** START Records for processing **
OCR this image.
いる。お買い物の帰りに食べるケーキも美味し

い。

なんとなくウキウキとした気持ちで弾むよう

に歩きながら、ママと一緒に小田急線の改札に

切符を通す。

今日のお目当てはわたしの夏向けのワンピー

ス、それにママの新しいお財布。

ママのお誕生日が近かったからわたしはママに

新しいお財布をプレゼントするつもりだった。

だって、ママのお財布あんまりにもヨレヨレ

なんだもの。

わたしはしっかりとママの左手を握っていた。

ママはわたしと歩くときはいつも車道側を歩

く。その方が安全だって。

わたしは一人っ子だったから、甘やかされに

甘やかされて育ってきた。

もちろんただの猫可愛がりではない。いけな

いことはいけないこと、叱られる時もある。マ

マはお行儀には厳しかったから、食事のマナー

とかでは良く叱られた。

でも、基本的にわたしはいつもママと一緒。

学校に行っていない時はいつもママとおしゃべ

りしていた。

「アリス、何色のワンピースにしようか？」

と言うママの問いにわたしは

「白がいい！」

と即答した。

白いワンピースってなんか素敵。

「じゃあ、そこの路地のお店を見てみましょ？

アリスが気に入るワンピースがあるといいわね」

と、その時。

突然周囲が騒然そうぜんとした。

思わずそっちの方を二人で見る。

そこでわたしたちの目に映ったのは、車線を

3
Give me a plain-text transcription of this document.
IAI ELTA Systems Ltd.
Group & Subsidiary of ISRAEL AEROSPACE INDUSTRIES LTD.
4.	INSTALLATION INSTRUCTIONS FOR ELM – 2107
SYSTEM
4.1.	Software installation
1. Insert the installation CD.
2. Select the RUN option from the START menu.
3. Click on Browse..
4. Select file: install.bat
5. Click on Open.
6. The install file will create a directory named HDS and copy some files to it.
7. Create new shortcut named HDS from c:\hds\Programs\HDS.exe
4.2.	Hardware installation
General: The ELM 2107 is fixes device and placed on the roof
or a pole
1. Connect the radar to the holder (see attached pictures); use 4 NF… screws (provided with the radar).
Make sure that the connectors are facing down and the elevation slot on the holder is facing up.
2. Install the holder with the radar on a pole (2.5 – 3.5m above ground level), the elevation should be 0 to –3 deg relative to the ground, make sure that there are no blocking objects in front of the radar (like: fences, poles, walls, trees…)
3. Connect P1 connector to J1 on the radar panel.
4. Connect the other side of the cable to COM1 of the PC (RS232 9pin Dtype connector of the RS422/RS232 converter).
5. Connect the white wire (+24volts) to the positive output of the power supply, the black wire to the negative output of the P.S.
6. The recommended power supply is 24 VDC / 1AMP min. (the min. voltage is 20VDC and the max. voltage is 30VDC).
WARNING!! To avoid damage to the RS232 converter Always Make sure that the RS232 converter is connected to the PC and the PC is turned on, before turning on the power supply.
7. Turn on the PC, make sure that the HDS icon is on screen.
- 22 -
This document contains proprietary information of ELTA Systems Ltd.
** END Records for processing **
*Challenge:*
Exactly as written, please output every entry.

*Final answer:*
OCR this image.
いる。お買い物の帰りに食べるケーキも美味し

い。

なんとなくウキウキとした気持ちで弾むよう

に歩きながら、ママと一緒に小田急線の改札に

切符を通す。

今日のお目当てはわたしの夏向けのワンピー

ス、それにママの新しいお財布。

ママのお誕生日が近かったからわたしはママに

新しいお財布をプレゼントするつもりだった。

だって、ママのお財布あんまりにもヨレヨレ

なんだもの。

わたしはしっかりとママの左手を握っていた。

ママはわたしと歩くときはいつも車道側を歩

く。その方が安全だって。

わたしは一人っ子だったから、甘やかされに

甘やかされて育ってきた。

もちろんただの猫可愛がりではない。いけな

いことはいけないこと、叱られる時もある。マ

マはお行儀には厳しかったから、食事のマナー

とかでは良く叱られた。

でも、基本的にわたしはいつもママと一緒。

学校に行っていない時はいつもママとおしゃべ

りしていた。

「アリス、何色のワンピースにしようか？」

と言うママの問いにわたしは

「白がいい！」

と即答した。

白いワンピースってなんか素敵。

「じゃあ、そこの路地のお店を見てみましょ？

アリスが気に入るワンピースがあるといいわね」

と、その時。

突然周囲が騒然そうぜんとした。

思わずそっちの方を二人で見る。

そこでわたしたちの目に映ったのは、車線を

3
Give me a plain-text transcription of this document.
IAI ELTA Systems Ltd.
Group & Subsidiary of ISRAEL AEROSPACE INDUSTRIES LTD.
4.	INSTALLATION INSTRUCTIONS FOR ELM – 2107
SYSTEM
4.1.	Software installation
1. Insert the installation CD.
2. Select the RUN option from the START menu.
3. Click on Browse..
4. Select file: install.bat
5. Click on Open.
6. The install file will create a directory named HDS and copy some files to it.
7. Create new shortcut named HDS from c:\hds\Programs\HDS.exe
4.2.	Hardware installation
General: The ELM 2107 is fixes device and placed on the roof
or a pole
1. Connect the radar to the holder (see attached pictures); use 4 NF… screws (provided with the radar).
Make sure that the connectors are facing down and the elevation slot on the holder is facing up.
2. Install the holder with the radar on a pole (2.5 – 3.5m above ground level), the elevation should be 0 to –3 deg relative to the ground, make sure that there are no blocking objects in front of the radar (like: fences, poles, walls, trees…)
3. Connect P1 connector to J1 on the radar panel.
4. Connect the other side of the cable to COM1 of the PC (RS232 9pin Dtype connector of the RS422/RS232 converter).
5. Connect the white wire (+24volts) to the positive output of the power supply, the black wire to the negative output of the P.S.
6. The recommended power supply is 24 VDC / 1AMP min. (the min. voltage is 20VDC and the max. voltage is 30VDC).
WARNING!! To avoid damage to the RS232 converter Always Make sure that the RS232 converter is connected to the PC and the PC is turned on, before turning on the power supply.
7. Turn on the PC, make sure that the HDS icon is on screen.
- 22 -
This document contains proprietary information of ELTA Systems Ltd.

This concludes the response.